[Given data — start]

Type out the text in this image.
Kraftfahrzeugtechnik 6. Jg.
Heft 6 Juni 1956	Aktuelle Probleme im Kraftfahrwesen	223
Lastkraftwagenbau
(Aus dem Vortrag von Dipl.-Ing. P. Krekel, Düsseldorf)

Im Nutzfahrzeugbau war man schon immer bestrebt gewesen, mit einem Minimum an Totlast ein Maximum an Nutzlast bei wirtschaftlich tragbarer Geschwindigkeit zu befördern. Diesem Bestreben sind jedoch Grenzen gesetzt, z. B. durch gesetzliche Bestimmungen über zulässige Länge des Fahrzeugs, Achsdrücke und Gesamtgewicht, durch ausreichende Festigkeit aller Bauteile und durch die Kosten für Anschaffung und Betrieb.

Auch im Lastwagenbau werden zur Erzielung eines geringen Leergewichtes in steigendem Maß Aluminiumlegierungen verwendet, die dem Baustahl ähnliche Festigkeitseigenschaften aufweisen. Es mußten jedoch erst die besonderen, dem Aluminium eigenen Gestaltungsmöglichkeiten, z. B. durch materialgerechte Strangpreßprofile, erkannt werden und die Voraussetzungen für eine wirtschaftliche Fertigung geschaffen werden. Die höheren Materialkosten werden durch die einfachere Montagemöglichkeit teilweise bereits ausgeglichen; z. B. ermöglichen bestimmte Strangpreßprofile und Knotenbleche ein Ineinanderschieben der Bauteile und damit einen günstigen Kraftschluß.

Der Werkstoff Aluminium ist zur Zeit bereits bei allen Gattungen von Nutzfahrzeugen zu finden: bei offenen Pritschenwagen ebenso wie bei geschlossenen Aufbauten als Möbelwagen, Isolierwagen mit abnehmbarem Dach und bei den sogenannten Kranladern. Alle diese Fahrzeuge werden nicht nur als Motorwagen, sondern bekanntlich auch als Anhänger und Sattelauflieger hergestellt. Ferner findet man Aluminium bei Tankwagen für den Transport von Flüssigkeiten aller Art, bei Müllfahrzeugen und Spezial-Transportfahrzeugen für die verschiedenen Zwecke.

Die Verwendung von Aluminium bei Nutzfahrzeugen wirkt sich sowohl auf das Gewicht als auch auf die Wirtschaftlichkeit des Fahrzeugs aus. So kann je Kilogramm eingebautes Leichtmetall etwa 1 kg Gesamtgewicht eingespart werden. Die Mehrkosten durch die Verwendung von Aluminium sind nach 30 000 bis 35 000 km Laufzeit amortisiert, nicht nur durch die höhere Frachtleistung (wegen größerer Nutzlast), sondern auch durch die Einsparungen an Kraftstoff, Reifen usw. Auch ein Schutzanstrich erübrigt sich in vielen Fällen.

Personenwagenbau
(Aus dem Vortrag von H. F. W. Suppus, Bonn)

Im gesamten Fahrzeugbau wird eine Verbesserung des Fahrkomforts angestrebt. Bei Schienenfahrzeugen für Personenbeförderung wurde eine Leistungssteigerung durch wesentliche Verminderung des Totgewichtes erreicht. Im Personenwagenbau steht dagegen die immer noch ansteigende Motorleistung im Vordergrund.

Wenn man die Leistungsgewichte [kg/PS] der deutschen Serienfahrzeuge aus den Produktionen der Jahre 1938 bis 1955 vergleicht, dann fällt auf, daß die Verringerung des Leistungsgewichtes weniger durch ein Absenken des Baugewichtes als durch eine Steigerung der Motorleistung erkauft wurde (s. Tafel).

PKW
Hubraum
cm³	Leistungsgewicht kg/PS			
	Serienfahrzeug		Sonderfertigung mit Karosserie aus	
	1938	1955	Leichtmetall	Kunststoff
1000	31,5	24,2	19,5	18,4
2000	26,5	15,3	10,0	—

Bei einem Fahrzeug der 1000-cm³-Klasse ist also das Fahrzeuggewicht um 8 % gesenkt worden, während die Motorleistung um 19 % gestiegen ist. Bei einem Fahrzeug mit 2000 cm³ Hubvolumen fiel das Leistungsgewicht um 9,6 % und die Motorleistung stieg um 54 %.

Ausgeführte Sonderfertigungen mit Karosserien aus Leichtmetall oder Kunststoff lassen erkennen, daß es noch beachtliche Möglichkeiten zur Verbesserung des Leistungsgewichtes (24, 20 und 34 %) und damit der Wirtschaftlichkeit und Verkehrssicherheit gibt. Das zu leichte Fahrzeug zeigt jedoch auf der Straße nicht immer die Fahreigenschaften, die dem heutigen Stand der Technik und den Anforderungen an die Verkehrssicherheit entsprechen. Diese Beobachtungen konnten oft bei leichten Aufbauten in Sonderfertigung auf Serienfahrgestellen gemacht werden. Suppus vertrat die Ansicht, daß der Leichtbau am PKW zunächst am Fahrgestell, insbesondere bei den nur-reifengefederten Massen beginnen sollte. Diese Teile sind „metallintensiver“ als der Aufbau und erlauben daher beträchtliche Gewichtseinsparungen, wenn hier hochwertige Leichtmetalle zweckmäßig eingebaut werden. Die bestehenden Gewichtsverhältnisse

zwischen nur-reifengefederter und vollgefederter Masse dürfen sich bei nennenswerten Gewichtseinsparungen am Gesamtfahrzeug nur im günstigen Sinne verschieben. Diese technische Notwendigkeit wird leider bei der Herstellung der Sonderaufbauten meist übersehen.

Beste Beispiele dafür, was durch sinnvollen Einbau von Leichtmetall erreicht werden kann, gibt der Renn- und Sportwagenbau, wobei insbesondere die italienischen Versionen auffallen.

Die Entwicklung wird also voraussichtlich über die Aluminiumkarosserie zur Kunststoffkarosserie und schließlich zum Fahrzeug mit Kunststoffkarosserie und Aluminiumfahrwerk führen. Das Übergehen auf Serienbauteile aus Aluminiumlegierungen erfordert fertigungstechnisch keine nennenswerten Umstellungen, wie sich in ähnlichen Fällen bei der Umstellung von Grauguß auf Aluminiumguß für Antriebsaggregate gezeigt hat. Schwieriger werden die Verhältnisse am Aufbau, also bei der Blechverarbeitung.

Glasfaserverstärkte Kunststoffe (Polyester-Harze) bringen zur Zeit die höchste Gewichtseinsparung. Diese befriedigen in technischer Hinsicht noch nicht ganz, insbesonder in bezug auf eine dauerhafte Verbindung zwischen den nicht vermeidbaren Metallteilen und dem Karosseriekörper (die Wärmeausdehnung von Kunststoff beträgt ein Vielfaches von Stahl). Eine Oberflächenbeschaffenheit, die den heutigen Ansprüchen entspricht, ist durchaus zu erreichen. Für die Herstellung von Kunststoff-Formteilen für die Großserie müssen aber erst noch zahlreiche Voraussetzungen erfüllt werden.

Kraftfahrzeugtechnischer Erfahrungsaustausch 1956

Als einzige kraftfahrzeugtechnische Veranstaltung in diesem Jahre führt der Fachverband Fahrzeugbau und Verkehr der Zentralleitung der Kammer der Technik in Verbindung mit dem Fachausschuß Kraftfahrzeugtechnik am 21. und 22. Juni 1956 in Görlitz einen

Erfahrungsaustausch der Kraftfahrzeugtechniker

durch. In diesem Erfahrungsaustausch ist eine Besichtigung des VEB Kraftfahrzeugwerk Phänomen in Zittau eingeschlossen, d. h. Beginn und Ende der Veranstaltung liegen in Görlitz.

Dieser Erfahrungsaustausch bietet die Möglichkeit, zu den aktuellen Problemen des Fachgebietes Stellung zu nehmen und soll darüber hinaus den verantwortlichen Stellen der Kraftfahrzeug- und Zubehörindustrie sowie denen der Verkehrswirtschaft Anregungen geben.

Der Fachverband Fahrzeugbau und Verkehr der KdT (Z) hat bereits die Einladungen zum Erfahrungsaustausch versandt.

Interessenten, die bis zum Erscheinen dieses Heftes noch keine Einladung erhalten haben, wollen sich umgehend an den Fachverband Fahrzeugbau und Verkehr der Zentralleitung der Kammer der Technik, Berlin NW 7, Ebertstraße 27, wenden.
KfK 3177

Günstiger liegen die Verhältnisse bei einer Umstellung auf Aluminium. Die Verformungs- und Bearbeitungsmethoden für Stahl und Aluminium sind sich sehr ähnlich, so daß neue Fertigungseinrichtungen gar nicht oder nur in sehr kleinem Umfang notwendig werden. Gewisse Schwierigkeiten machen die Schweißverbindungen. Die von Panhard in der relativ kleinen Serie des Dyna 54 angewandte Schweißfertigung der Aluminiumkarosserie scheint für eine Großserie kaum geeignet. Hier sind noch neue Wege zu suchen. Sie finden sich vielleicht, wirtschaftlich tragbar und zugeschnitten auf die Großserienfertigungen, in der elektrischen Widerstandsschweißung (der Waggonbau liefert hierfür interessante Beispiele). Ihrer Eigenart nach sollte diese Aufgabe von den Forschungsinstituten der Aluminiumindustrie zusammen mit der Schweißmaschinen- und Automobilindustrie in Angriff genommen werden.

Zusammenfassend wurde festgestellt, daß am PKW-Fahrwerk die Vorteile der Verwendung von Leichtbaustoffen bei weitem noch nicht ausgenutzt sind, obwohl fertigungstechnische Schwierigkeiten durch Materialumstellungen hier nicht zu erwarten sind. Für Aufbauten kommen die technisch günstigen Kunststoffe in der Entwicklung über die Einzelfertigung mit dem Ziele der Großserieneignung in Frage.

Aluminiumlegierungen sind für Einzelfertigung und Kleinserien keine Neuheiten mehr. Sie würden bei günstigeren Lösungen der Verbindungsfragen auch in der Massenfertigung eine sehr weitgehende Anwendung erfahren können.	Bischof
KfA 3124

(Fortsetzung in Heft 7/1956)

[Given data — finish]

_Exercise instructions_
Scan the listing above, and wherever a line holds the string "Görlitz", copy that line.

_Written response_
Als einzige kraftfahrzeugtechnische Veranstaltung in diesem Jahre führt der Fachverband Fahrzeugbau und Verkehr der Zentralleitung der Kammer der Technik in Verbindung mit dem Fachausschuß Kraftfahrzeugtechnik am 21. und 22. Juni 1956 in Görlitz einen
durch. In diesem Erfahrungsaustausch ist eine Besichtigung des VEB Kraftfahrzeugwerk Phänomen in Zittau eingeschlossen, d. h. Beginn und Ende der Veranstaltung liegen in Görlitz.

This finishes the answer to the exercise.